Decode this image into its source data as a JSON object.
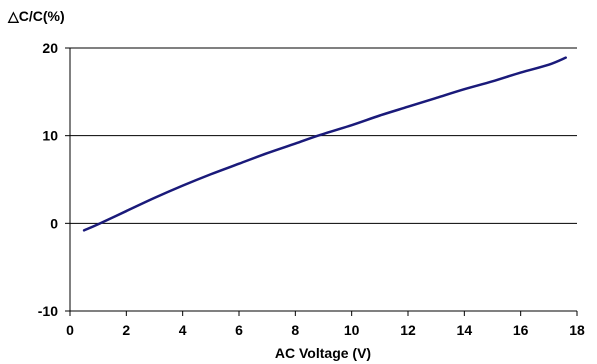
{
  "chart_data": {
    "type": "line",
    "title": "",
    "ylabel": "△C/C(%)",
    "xlabel": "AC Voltage (V)",
    "xlim": [
      0,
      18
    ],
    "ylim": [
      -10,
      20
    ],
    "x_ticks": [
      0,
      2,
      4,
      6,
      8,
      10,
      12,
      14,
      16,
      18
    ],
    "x_tick_labels": [
      "0",
      "2",
      "4",
      "6",
      "8",
      "10",
      "12",
      "14",
      "16",
      "18"
    ],
    "y_ticks": [
      -10,
      0,
      10,
      20
    ],
    "y_tick_labels": [
      "-10",
      "0",
      "10",
      "20"
    ],
    "grid": "horizontal",
    "legend": "none",
    "line_color": "#1a1a7a",
    "series": [
      {
        "x": [
          0.5,
          1,
          2,
          3,
          4,
          5,
          6,
          7,
          8,
          8.8,
          10,
          11,
          12,
          13,
          14,
          15,
          16,
          17,
          17.6
        ],
        "values": [
          -0.8,
          -0.1,
          1.4,
          2.9,
          4.3,
          5.6,
          6.8,
          8.0,
          9.1,
          10.0,
          11.2,
          12.3,
          13.3,
          14.3,
          15.3,
          16.2,
          17.2,
          18.1,
          18.9
        ]
      }
    ]
  }
}
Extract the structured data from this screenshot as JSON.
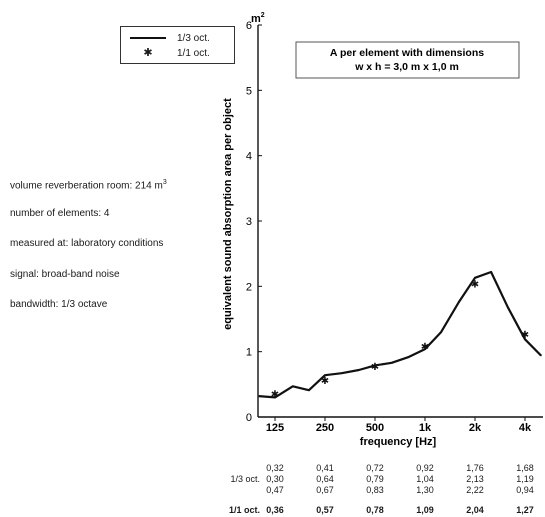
{
  "legend": {
    "line_label": "1/3 oct.",
    "star_label": "1/1 oct."
  },
  "info": {
    "volume_prefix": "volume reverberation room: 214 m",
    "volume_sup": "3",
    "elements": "number of elements: 4",
    "measured": "measured at: laboratory conditions",
    "signal": "signal: broad-band noise",
    "bandwidth": "bandwidth: 1/3 octave"
  },
  "annotation": {
    "line1": "A per element with dimensions",
    "line2": "w x h = 3,0 m x 1,0 m"
  },
  "unit": {
    "m": "m",
    "sup": "2"
  },
  "table": {
    "third_label": "1/3 oct.",
    "octave_label": "1/1 oct.",
    "third_rows": [
      [
        "0,32",
        "0,41",
        "0,72",
        "0,92",
        "1,76",
        "1,68"
      ],
      [
        "0,30",
        "0,64",
        "0,79",
        "1,04",
        "2,13",
        "1,19"
      ],
      [
        "0,47",
        "0,67",
        "0,83",
        "1,30",
        "2,22",
        "0,94"
      ]
    ],
    "octave_row": [
      "0,36",
      "0,57",
      "0,78",
      "1,09",
      "2,04",
      "1,27"
    ]
  },
  "chart_data": {
    "type": "line",
    "title": "",
    "xlabel": "frequency [Hz]",
    "ylabel": "equivalent sound absorption area per object",
    "yunit": "m²",
    "ylim": [
      0,
      6
    ],
    "yticks": [
      "0",
      "1",
      "2",
      "3",
      "4",
      "5",
      "6"
    ],
    "xscale": "log",
    "xtick_labels": [
      "125",
      "250",
      "500",
      "1k",
      "2k",
      "4k"
    ],
    "grid": false,
    "legend_position": "top-left",
    "series": [
      {
        "name": "1/3 oct.",
        "style": "line",
        "x": [
          100,
          125,
          160,
          200,
          250,
          315,
          400,
          500,
          630,
          800,
          1000,
          1250,
          1600,
          2000,
          2500,
          3150,
          4000,
          5000
        ],
        "y": [
          0.32,
          0.3,
          0.47,
          0.41,
          0.64,
          0.67,
          0.72,
          0.79,
          0.83,
          0.92,
          1.04,
          1.3,
          1.76,
          2.13,
          2.22,
          1.68,
          1.19,
          0.94
        ]
      },
      {
        "name": "1/1 oct.",
        "style": "star",
        "x": [
          125,
          250,
          500,
          1000,
          2000,
          4000
        ],
        "y": [
          0.36,
          0.57,
          0.78,
          1.09,
          2.04,
          1.27
        ]
      }
    ]
  }
}
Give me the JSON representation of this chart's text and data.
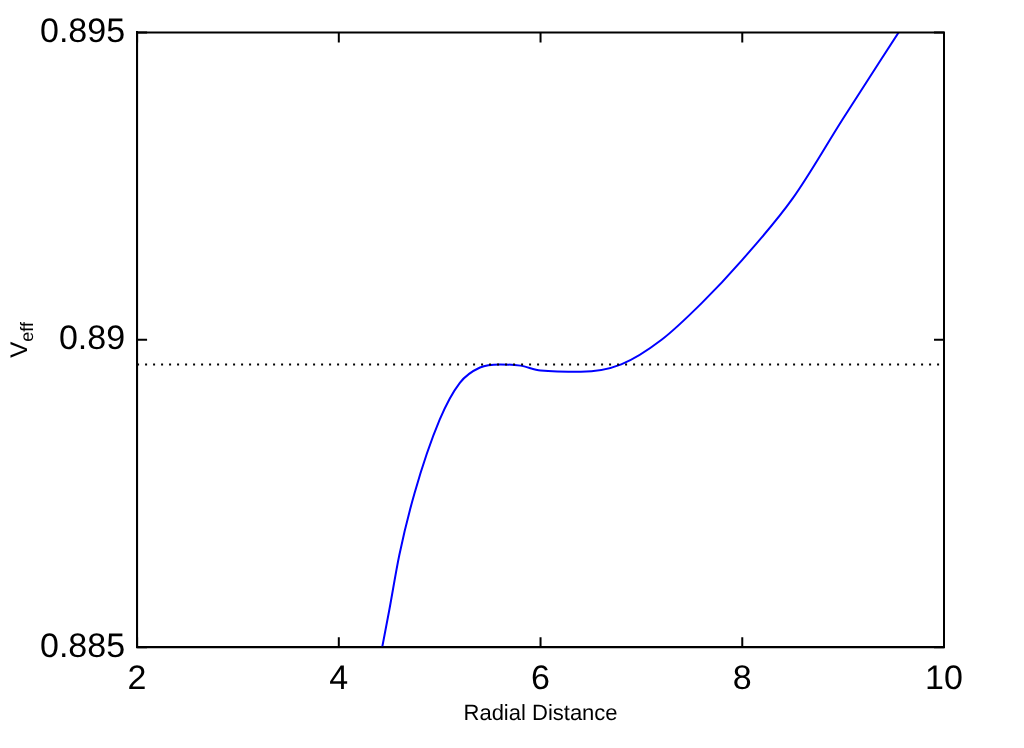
{
  "chart_data": {
    "type": "line",
    "xlabel": "Radial Distance",
    "ylabel": "V$_{eff}$",
    "x": [
      4.43,
      4.5,
      4.6,
      4.75,
      5.0,
      5.2,
      5.4,
      5.6,
      5.8,
      6.0,
      6.4,
      6.8,
      7.2,
      7.6,
      8.0,
      8.5,
      9.0,
      9.55
    ],
    "series": [
      {
        "color": "#0000ff",
        "values": [
          0.885,
          0.8856,
          0.8865,
          0.8875,
          0.8887,
          0.8893,
          0.88955,
          0.8896,
          0.88958,
          0.8895,
          0.88948,
          0.8896,
          0.89,
          0.8906,
          0.8913,
          0.8923,
          0.8936,
          0.895
        ]
      }
    ],
    "xlim": [
      2,
      10
    ],
    "xticks": [
      2,
      4,
      6,
      8,
      10
    ],
    "ylim": [
      0.885,
      0.895
    ],
    "yticks": [
      0.885,
      0.89,
      0.895
    ],
    "ref_lines": [
      {
        "axis": "y",
        "value": 0.8896,
        "color": "#000000",
        "line_style": "dotted"
      }
    ],
    "grid": false,
    "legend": false,
    "marker": "none",
    "line_style": "solid"
  }
}
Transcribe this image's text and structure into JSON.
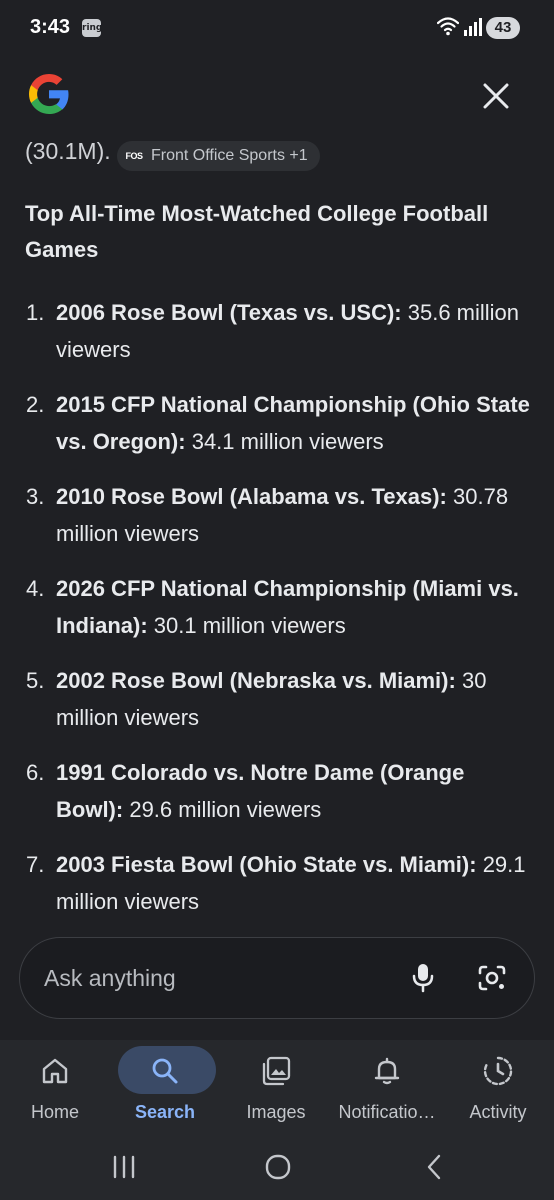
{
  "status_bar": {
    "time": "3:43",
    "ring_badge": "ring",
    "battery": "43"
  },
  "header": {
    "logo": "google-g-logo",
    "close_icon": "close-icon"
  },
  "content": {
    "clipped_text": "(30.1M).",
    "source_chip": {
      "logo_text": "FOS",
      "label": "Front Office Sports +1"
    },
    "heading": "Top All-Time Most-Watched College Football Games",
    "items": [
      {
        "number": "1.",
        "title": "2006 Rose Bowl (Texas vs. USC):",
        "detail": "35.6 million viewers"
      },
      {
        "number": "2.",
        "title": "2015 CFP National Championship (Ohio State vs. Oregon):",
        "detail": "34.1 million viewers"
      },
      {
        "number": "3.",
        "title": "2010 Rose Bowl (Alabama vs. Texas):",
        "detail": "30.78 million viewers"
      },
      {
        "number": "4.",
        "title": "2026 CFP National Championship (Miami vs. Indiana):",
        "detail": "30.1 million viewers"
      },
      {
        "number": "5.",
        "title": "2002 Rose Bowl (Nebraska vs. Miami):",
        "detail": "30 million viewers"
      },
      {
        "number": "6.",
        "title": "1991 Colorado vs. Notre Dame (Orange Bowl):",
        "detail": "29.6 million viewers"
      },
      {
        "number": "7.",
        "title": "2003 Fiesta Bowl (Ohio State vs. Miami):",
        "detail": "29.1 million viewers"
      }
    ]
  },
  "ask_box": {
    "placeholder": "Ask anything",
    "mic_icon": "microphone-icon",
    "lens_icon": "camera-lens-icon"
  },
  "bottom_nav": {
    "items": [
      {
        "label": "Home",
        "icon": "home-icon"
      },
      {
        "label": "Search",
        "icon": "search-icon",
        "active": true
      },
      {
        "label": "Images",
        "icon": "images-icon"
      },
      {
        "label": "Notificatio…",
        "icon": "bell-icon"
      },
      {
        "label": "Activity",
        "icon": "activity-icon"
      }
    ]
  },
  "colors": {
    "background": "#1f2024",
    "nav_background": "#26282c",
    "active_accent": "#8ab4f8",
    "active_pill": "#3a4a66"
  }
}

Job: Leave out the pictures and output every record above precisely as given.

Solution to this exercise:
Decode this image into its source data as a JSON object.
{
  "chart_data": {
    "type": "line",
    "title": "",
    "ylabel": "△C/C(%)",
    "xlabel": "AC Voltage (V)",
    "xlim": [
      0,
      18
    ],
    "ylim": [
      -10,
      20
    ],
    "x_ticks": [
      0,
      2,
      4,
      6,
      8,
      10,
      12,
      14,
      16,
      18
    ],
    "x_tick_labels": [
      "0",
      "2",
      "4",
      "6",
      "8",
      "10",
      "12",
      "14",
      "16",
      "18"
    ],
    "y_ticks": [
      -10,
      0,
      10,
      20
    ],
    "y_tick_labels": [
      "-10",
      "0",
      "10",
      "20"
    ],
    "grid": "horizontal",
    "legend": "none",
    "line_color": "#1a1a7a",
    "series": [
      {
        "x": [
          0.5,
          1,
          2,
          3,
          4,
          5,
          6,
          7,
          8,
          8.8,
          10,
          11,
          12,
          13,
          14,
          15,
          16,
          17,
          17.6
        ],
        "values": [
          -0.8,
          -0.1,
          1.4,
          2.9,
          4.3,
          5.6,
          6.8,
          8.0,
          9.1,
          10.0,
          11.2,
          12.3,
          13.3,
          14.3,
          15.3,
          16.2,
          17.2,
          18.1,
          18.9
        ]
      }
    ]
  }
}
Extract the structured data from this screenshot as JSON.
{
  "legend": {
    "line_label": "1/3 oct.",
    "star_label": "1/1 oct."
  },
  "info": {
    "volume_prefix": "volume reverberation room: 214 m",
    "volume_sup": "3",
    "elements": "number of elements: 4",
    "measured": "measured at: laboratory conditions",
    "signal": "signal: broad-band noise",
    "bandwidth": "bandwidth: 1/3 octave"
  },
  "annotation": {
    "line1": "A per element with dimensions",
    "line2": "w x h = 3,0 m x 1,0 m"
  },
  "unit": {
    "m": "m",
    "sup": "2"
  },
  "table": {
    "third_label": "1/3 oct.",
    "octave_label": "1/1 oct.",
    "third_rows": [
      [
        "0,32",
        "0,41",
        "0,72",
        "0,92",
        "1,76",
        "1,68"
      ],
      [
        "0,30",
        "0,64",
        "0,79",
        "1,04",
        "2,13",
        "1,19"
      ],
      [
        "0,47",
        "0,67",
        "0,83",
        "1,30",
        "2,22",
        "0,94"
      ]
    ],
    "octave_row": [
      "0,36",
      "0,57",
      "0,78",
      "1,09",
      "2,04",
      "1,27"
    ]
  },
  "chart_data": {
    "type": "line",
    "title": "",
    "xlabel": "frequency [Hz]",
    "ylabel": "equivalent sound absorption area per object",
    "yunit": "m²",
    "ylim": [
      0,
      6
    ],
    "yticks": [
      "0",
      "1",
      "2",
      "3",
      "4",
      "5",
      "6"
    ],
    "xscale": "log",
    "xtick_labels": [
      "125",
      "250",
      "500",
      "1k",
      "2k",
      "4k"
    ],
    "grid": false,
    "legend_position": "top-left",
    "series": [
      {
        "name": "1/3 oct.",
        "style": "line",
        "x": [
          100,
          125,
          160,
          200,
          250,
          315,
          400,
          500,
          630,
          800,
          1000,
          1250,
          1600,
          2000,
          2500,
          3150,
          4000,
          5000
        ],
        "y": [
          0.32,
          0.3,
          0.47,
          0.41,
          0.64,
          0.67,
          0.72,
          0.79,
          0.83,
          0.92,
          1.04,
          1.3,
          1.76,
          2.13,
          2.22,
          1.68,
          1.19,
          0.94
        ]
      },
      {
        "name": "1/1 oct.",
        "style": "star",
        "x": [
          125,
          250,
          500,
          1000,
          2000,
          4000
        ],
        "y": [
          0.36,
          0.57,
          0.78,
          1.09,
          2.04,
          1.27
        ]
      }
    ]
  }
}
Give me the JSON representation of this chart's text and data.
{
  "chart_data": {
    "type": "line",
    "xlabel": "Radial Distance",
    "ylabel": "V$_{eff}$",
    "x": [
      4.43,
      4.5,
      4.6,
      4.75,
      5.0,
      5.2,
      5.4,
      5.6,
      5.8,
      6.0,
      6.4,
      6.8,
      7.2,
      7.6,
      8.0,
      8.5,
      9.0,
      9.55
    ],
    "series": [
      {
        "color": "#0000ff",
        "values": [
          0.885,
          0.8856,
          0.8865,
          0.8875,
          0.8887,
          0.8893,
          0.88955,
          0.8896,
          0.88958,
          0.8895,
          0.88948,
          0.8896,
          0.89,
          0.8906,
          0.8913,
          0.8923,
          0.8936,
          0.895
        ]
      }
    ],
    "xlim": [
      2,
      10
    ],
    "xticks": [
      2,
      4,
      6,
      8,
      10
    ],
    "ylim": [
      0.885,
      0.895
    ],
    "yticks": [
      0.885,
      0.89,
      0.895
    ],
    "ref_lines": [
      {
        "axis": "y",
        "value": 0.8896,
        "color": "#000000",
        "line_style": "dotted"
      }
    ],
    "grid": false,
    "legend": false,
    "marker": "none",
    "line_style": "solid"
  }
}
Transcribe this image's text and structure into JSON.
{
  "status_bar": {
    "time": "3:43",
    "ring_badge": "ring",
    "battery": "43"
  },
  "header": {
    "logo": "google-g-logo",
    "close_icon": "close-icon"
  },
  "content": {
    "clipped_text": "(30.1M).",
    "source_chip": {
      "logo_text": "FOS",
      "label": "Front Office Sports +1"
    },
    "heading": "Top All-Time Most-Watched College Football Games",
    "items": [
      {
        "number": "1.",
        "title": "2006 Rose Bowl (Texas vs. USC):",
        "detail": "35.6 million viewers"
      },
      {
        "number": "2.",
        "title": "2015 CFP National Championship (Ohio State vs. Oregon):",
        "detail": "34.1 million viewers"
      },
      {
        "number": "3.",
        "title": "2010 Rose Bowl (Alabama vs. Texas):",
        "detail": "30.78 million viewers"
      },
      {
        "number": "4.",
        "title": "2026 CFP National Championship (Miami vs. Indiana):",
        "detail": "30.1 million viewers"
      },
      {
        "number": "5.",
        "title": "2002 Rose Bowl (Nebraska vs. Miami):",
        "detail": "30 million viewers"
      },
      {
        "number": "6.",
        "title": "1991 Colorado vs. Notre Dame (Orange Bowl):",
        "detail": "29.6 million viewers"
      },
      {
        "number": "7.",
        "title": "2003 Fiesta Bowl (Ohio State vs. Miami):",
        "detail": "29.1 million viewers"
      }
    ]
  },
  "ask_box": {
    "placeholder": "Ask anything",
    "mic_icon": "microphone-icon",
    "lens_icon": "camera-lens-icon"
  },
  "bottom_nav": {
    "items": [
      {
        "label": "Home",
        "icon": "home-icon"
      },
      {
        "label": "Search",
        "icon": "search-icon",
        "active": true
      },
      {
        "label": "Images",
        "icon": "images-icon"
      },
      {
        "label": "Notificatio…",
        "icon": "bell-icon"
      },
      {
        "label": "Activity",
        "icon": "activity-icon"
      }
    ]
  },
  "colors": {
    "background": "#1f2024",
    "nav_background": "#26282c",
    "active_accent": "#8ab4f8",
    "active_pill": "#3a4a66"
  }
}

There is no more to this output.